▶ _Problem requirements_: Give every entry again, word for word.

▶ _Data supplied_:
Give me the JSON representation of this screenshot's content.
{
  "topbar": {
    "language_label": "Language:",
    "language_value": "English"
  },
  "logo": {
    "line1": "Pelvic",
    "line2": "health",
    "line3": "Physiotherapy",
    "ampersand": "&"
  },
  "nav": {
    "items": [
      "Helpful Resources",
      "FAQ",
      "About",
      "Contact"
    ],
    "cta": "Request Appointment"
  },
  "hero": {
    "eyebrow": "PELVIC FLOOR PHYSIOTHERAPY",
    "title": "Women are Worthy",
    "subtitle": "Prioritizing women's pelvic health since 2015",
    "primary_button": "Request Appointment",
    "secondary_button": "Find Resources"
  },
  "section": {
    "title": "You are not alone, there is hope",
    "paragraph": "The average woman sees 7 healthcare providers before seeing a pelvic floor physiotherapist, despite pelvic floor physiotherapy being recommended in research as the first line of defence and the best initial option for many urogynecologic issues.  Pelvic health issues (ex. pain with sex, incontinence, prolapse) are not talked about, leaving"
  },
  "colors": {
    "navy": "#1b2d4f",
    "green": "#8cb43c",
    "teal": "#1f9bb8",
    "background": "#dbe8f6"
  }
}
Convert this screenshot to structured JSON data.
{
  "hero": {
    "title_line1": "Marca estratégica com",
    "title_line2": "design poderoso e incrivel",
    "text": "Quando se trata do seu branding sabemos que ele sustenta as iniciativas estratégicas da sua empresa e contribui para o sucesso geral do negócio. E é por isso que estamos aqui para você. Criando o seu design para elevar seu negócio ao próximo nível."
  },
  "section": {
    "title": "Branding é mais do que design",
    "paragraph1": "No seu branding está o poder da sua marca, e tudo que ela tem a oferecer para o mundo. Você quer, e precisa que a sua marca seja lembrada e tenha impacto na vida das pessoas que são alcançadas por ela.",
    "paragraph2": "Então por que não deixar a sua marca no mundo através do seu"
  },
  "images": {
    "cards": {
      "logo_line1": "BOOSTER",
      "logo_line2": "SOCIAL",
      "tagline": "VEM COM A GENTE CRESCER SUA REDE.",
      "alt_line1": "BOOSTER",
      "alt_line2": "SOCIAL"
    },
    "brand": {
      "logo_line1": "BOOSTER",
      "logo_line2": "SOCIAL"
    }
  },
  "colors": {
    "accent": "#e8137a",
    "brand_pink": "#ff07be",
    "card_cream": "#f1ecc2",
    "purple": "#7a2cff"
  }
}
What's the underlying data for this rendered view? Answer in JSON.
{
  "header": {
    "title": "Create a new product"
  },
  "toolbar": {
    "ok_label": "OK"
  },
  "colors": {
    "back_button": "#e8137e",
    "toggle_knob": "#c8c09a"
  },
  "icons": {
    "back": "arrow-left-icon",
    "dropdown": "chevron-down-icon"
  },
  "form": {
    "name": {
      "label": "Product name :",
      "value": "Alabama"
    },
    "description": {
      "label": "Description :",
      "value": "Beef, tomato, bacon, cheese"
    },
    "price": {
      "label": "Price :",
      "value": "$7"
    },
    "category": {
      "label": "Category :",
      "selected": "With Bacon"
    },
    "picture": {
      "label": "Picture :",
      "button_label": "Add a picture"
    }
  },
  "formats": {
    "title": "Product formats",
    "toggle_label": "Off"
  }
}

▶ _Final result_:
Give me the JSON representation of this screenshot's content.
{
  "topbar": {
    "language_label": "Language:",
    "language_value": "English"
  },
  "logo": {
    "line1": "Pelvic",
    "line2": "health",
    "line3": "Physiotherapy",
    "ampersand": "&"
  },
  "nav": {
    "items": [
      "Helpful Resources",
      "FAQ",
      "About",
      "Contact"
    ],
    "cta": "Request Appointment"
  },
  "hero": {
    "eyebrow": "PELVIC FLOOR PHYSIOTHERAPY",
    "title": "Women are Worthy",
    "subtitle": "Prioritizing women's pelvic health since 2015",
    "primary_button": "Request Appointment",
    "secondary_button": "Find Resources"
  },
  "section": {
    "title": "You are not alone, there is hope",
    "paragraph": "The average woman sees 7 healthcare providers before seeing a pelvic floor physiotherapist, despite pelvic floor physiotherapy being recommended in research as the first line of defence and the best initial option for many urogynecologic issues.  Pelvic health issues (ex. pain with sex, incontinence, prolapse) are not talked about, leaving"
  },
  "colors": {
    "navy": "#1b2d4f",
    "green": "#8cb43c",
    "teal": "#1f9bb8",
    "background": "#dbe8f6"
  }
}
Convert this screenshot to structured JSON data.
{
  "hero": {
    "title_line1": "Marca estratégica com",
    "title_line2": "design poderoso e incrivel",
    "text": "Quando se trata do seu branding sabemos que ele sustenta as iniciativas estratégicas da sua empresa e contribui para o sucesso geral do negócio. E é por isso que estamos aqui para você. Criando o seu design para elevar seu negócio ao próximo nível."
  },
  "section": {
    "title": "Branding é mais do que design",
    "paragraph1": "No seu branding está o poder da sua marca, e tudo que ela tem a oferecer para o mundo. Você quer, e precisa que a sua marca seja lembrada e tenha impacto na vida das pessoas que são alcançadas por ela.",
    "paragraph2": "Então por que não deixar a sua marca no mundo através do seu"
  },
  "images": {
    "cards": {
      "logo_line1": "BOOSTER",
      "logo_line2": "SOCIAL",
      "tagline": "VEM COM A GENTE CRESCER SUA REDE.",
      "alt_line1": "BOOSTER",
      "alt_line2": "SOCIAL"
    },
    "brand": {
      "logo_line1": "BOOSTER",
      "logo_line2": "SOCIAL"
    }
  },
  "colors": {
    "accent": "#e8137a",
    "brand_pink": "#ff07be",
    "card_cream": "#f1ecc2",
    "purple": "#7a2cff"
  }
}
What's the underlying data for this rendered view? Answer in JSON.
{
  "header": {
    "title": "Create a new product"
  },
  "toolbar": {
    "ok_label": "OK"
  },
  "colors": {
    "back_button": "#e8137e",
    "toggle_knob": "#c8c09a"
  },
  "icons": {
    "back": "arrow-left-icon",
    "dropdown": "chevron-down-icon"
  },
  "form": {
    "name": {
      "label": "Product name :",
      "value": "Alabama"
    },
    "description": {
      "label": "Description :",
      "value": "Beef, tomato, bacon, cheese"
    },
    "price": {
      "label": "Price :",
      "value": "$7"
    },
    "category": {
      "label": "Category :",
      "selected": "With Bacon"
    },
    "picture": {
      "label": "Picture :",
      "button_label": "Add a picture"
    }
  },
  "formats": {
    "title": "Product formats",
    "toggle_label": "Off"
  }
}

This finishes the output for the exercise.